### Document section

Subtitle: Fertility and Infertility in Contemporary Culture
Author: Helena Michie and Naomi Cahn
Subject: Women's Studies/Literature/Medicine
Cloth ISBN 0-8135-2432-6
Paperback ISBN 0-8135-2433-4
Pages: 224 pp.
"Confinements will infuriate many readers and liberate many more. Michie and Cahn challenge pieties about fertility, pregnancy, and childbirth that dominate not just mainstream advice books, but certain feminisms as well. Their work will free many women from the double binds and 'doublespeak' that confine our thinking about reproduction and the female body."-Rabyn R. Warhol, University of Vermont
"Confinements bridges the fields of literature and law and will bring new perspectives to the ongoing debates on autonomy and agency within feminism and for women in our time."-Frances Bartkowski, author of Travelers, Immigrants, Inmates: Essays in Estrangement
"A wonderfully deft analysis of the technologies of reproduction that should help women everywhere loosen the knots of confinement."-Evelyn Fox Keller, Professor of History and Philosophy of Science, MIT, and author of Refiguring Life: Metaphors of Twentieth-Century Biology
When a woman in the United States becomes pregnant or tries to become pregnant, she enters a world of information, technology, and expertise. Suddenly her body becomes public in a new way: medicine, law, and popular culture all offer her sometimes contradictory "expert" advice. Confinements explores the advice offered to pregnant and infertile women by examining assumptions about femininity, class, and the reproductive body that structure the language of expertise. Even advice books written from a specifically countercultural or feminist point of view often attempt to police the way women think about their bodies.

### Extracted records

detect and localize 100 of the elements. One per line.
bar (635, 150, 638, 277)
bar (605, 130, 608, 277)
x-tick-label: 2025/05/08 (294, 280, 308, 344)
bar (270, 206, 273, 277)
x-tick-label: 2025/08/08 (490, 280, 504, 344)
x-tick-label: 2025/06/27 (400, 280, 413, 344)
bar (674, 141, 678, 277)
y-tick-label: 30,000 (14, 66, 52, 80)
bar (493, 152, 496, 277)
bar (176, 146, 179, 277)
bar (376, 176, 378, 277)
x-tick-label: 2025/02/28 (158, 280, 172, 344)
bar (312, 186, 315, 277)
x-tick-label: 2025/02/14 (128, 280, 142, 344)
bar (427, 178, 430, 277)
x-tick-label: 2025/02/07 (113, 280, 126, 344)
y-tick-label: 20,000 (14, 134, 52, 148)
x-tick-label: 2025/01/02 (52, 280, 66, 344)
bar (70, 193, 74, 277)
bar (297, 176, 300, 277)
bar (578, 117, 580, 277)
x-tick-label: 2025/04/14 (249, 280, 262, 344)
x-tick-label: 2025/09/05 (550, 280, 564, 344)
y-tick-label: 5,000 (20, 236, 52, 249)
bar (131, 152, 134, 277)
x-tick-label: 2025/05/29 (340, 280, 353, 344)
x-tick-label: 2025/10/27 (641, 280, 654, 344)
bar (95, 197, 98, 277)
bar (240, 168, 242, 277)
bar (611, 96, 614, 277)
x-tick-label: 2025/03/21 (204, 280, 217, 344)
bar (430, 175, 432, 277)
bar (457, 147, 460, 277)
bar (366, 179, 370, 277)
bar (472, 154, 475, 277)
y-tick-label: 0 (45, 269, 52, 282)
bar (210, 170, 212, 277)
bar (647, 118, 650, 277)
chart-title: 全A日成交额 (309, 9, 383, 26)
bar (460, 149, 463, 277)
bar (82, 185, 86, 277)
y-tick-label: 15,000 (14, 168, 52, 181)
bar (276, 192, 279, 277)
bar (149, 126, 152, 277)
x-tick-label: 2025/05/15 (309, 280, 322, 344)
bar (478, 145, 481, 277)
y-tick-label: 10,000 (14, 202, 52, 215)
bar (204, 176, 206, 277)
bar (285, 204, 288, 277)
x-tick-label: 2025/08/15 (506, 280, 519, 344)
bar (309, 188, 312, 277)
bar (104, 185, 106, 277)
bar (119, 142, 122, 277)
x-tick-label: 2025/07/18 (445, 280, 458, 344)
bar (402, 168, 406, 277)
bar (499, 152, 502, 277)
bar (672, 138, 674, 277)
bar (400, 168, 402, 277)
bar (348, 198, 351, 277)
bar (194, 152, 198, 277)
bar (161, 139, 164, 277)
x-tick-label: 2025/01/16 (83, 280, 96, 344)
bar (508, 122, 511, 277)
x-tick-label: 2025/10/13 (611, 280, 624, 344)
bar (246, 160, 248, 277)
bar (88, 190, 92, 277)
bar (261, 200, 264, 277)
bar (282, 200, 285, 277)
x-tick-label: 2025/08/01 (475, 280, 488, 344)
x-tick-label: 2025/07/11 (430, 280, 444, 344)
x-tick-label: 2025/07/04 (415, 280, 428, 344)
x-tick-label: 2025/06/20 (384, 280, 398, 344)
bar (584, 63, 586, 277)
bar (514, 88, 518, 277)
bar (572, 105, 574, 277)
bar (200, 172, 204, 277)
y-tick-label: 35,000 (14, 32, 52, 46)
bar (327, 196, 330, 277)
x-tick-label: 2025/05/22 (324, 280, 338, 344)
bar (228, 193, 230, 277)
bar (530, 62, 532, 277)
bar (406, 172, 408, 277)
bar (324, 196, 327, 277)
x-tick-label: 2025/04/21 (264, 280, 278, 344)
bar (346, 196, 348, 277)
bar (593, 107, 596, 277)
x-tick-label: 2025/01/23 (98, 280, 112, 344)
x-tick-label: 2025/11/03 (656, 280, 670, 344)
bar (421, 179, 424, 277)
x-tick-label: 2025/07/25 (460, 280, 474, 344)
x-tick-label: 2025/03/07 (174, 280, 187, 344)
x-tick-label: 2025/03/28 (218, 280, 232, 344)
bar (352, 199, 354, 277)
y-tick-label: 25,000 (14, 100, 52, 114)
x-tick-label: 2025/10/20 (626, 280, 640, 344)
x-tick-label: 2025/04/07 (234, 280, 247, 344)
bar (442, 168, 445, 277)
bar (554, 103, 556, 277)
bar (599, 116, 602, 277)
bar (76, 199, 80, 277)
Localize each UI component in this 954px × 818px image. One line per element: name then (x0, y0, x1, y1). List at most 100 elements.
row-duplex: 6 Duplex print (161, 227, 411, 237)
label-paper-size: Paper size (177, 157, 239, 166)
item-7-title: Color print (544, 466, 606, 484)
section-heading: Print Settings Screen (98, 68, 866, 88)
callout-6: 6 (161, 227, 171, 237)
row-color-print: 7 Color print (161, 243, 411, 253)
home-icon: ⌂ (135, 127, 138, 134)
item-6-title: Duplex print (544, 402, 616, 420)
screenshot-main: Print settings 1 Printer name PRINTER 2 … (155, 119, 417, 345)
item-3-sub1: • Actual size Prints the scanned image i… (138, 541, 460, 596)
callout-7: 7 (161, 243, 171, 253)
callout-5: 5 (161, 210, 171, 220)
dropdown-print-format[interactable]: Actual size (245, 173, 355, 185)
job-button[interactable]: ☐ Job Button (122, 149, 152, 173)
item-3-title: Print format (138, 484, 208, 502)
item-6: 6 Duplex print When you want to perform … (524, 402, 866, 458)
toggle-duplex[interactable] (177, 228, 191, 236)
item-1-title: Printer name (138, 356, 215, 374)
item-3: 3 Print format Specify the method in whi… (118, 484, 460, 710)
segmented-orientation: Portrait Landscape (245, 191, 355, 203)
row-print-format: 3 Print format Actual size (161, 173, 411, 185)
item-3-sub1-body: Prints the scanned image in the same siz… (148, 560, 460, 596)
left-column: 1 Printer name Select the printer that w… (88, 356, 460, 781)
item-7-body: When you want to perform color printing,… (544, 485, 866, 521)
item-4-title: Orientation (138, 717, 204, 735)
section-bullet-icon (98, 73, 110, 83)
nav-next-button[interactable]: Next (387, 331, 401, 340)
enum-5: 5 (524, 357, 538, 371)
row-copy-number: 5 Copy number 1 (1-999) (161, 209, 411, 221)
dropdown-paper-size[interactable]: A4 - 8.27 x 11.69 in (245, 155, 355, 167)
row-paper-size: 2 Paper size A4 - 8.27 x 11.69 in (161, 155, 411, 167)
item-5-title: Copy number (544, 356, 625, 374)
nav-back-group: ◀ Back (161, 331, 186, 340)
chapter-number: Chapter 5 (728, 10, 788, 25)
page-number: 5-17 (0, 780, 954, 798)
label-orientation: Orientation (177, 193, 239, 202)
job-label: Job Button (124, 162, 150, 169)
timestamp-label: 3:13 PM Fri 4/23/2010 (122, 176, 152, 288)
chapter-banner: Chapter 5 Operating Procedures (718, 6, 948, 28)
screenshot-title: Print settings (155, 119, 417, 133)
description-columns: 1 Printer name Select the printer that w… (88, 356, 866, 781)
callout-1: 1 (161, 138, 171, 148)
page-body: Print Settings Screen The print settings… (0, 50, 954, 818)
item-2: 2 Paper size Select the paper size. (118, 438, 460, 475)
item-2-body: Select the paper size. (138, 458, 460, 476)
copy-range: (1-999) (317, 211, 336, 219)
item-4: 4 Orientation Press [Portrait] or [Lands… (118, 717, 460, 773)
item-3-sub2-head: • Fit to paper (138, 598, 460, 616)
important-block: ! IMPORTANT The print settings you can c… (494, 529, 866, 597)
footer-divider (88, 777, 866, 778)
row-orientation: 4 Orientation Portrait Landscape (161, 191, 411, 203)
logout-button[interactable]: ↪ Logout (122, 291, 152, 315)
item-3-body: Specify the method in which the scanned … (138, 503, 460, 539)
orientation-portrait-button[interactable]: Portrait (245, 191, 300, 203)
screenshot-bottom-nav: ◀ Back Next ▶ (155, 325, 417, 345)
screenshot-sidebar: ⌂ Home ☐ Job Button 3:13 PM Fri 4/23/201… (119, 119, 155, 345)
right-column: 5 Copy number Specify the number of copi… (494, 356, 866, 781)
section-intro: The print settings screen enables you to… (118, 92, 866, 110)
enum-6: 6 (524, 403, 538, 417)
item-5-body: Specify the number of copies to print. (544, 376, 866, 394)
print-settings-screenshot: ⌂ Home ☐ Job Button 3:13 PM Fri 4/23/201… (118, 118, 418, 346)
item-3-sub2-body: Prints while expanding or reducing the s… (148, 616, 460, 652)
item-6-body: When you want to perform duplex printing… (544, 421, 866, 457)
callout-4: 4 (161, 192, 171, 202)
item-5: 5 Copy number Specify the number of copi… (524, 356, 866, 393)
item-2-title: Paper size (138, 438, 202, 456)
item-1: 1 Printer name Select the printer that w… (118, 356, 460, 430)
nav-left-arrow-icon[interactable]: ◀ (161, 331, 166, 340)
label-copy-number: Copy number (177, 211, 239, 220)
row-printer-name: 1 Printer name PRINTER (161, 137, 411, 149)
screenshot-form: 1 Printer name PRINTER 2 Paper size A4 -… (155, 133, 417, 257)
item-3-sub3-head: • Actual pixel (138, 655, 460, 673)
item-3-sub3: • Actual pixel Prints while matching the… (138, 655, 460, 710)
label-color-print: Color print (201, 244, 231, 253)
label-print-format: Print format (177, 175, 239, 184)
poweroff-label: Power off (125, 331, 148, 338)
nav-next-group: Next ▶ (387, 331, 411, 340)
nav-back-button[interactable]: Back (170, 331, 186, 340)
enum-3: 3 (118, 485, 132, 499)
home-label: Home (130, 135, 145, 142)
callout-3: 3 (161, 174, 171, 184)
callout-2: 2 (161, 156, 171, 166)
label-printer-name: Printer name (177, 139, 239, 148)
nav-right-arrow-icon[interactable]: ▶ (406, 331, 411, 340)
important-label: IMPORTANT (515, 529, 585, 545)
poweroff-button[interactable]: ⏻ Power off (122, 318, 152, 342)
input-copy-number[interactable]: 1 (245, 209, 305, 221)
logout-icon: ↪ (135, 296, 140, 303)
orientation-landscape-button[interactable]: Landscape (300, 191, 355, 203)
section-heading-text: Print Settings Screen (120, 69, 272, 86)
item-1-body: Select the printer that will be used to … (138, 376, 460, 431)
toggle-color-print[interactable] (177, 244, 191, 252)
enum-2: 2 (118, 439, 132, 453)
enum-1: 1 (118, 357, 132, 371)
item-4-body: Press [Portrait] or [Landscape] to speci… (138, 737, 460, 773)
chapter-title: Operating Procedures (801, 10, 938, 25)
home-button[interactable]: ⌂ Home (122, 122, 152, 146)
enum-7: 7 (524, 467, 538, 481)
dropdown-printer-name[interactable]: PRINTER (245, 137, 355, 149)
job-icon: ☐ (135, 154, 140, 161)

### Questions
- A) List every person whose praise of the book is quoted on the Confinements page.
- B) Using the Confinements page, answer each question on its own line:
(i) How many pages does the book have?
(ii) What is the paperback ISBN?
(iii) At which institution is Evelyn Fox Keller a professor?
- C) Continue the Confinements page from its final sentence.

### Activity answers
- A)
Rabyn R. Warhol
Frances Bartkowski
Evelyn Fox Keller

- B)
(i) 224 pages
(ii) 0-8135-2433-4
(iii) MIT

- C)
Confinements argues that our perceptions about both pregnancy and infertility are limited by our culture's battles over the meaning of choice and control, arguments over what is natural or unnatural, and the troubled relationship between reproduction and the domestic sphere. The book breaks new ground in its analysis of gender, health, and reproduction.
Helena Michie, a professor of English and Women's Studies at Rice University, is the author of The Flesh Made Word: Female Figures, Women's Bodies and Sororophobia: Differences Among Women in Literature and Culture.
Naomi Cahn, an associate professor of law at George Washington University Law School, has written for legal journals, including The Cornell Law Review and Texas Journal of Women and the Law.
Key Points:
o The first book to analyze the rhetoric of contemporary advice books on reproduction, with special attention to race and class.
o The first book to show how the contemporary rhetoric about pregnancy and infertility are linked.
o The authors' personal experiences, included in the text, make the book accessible to all readers.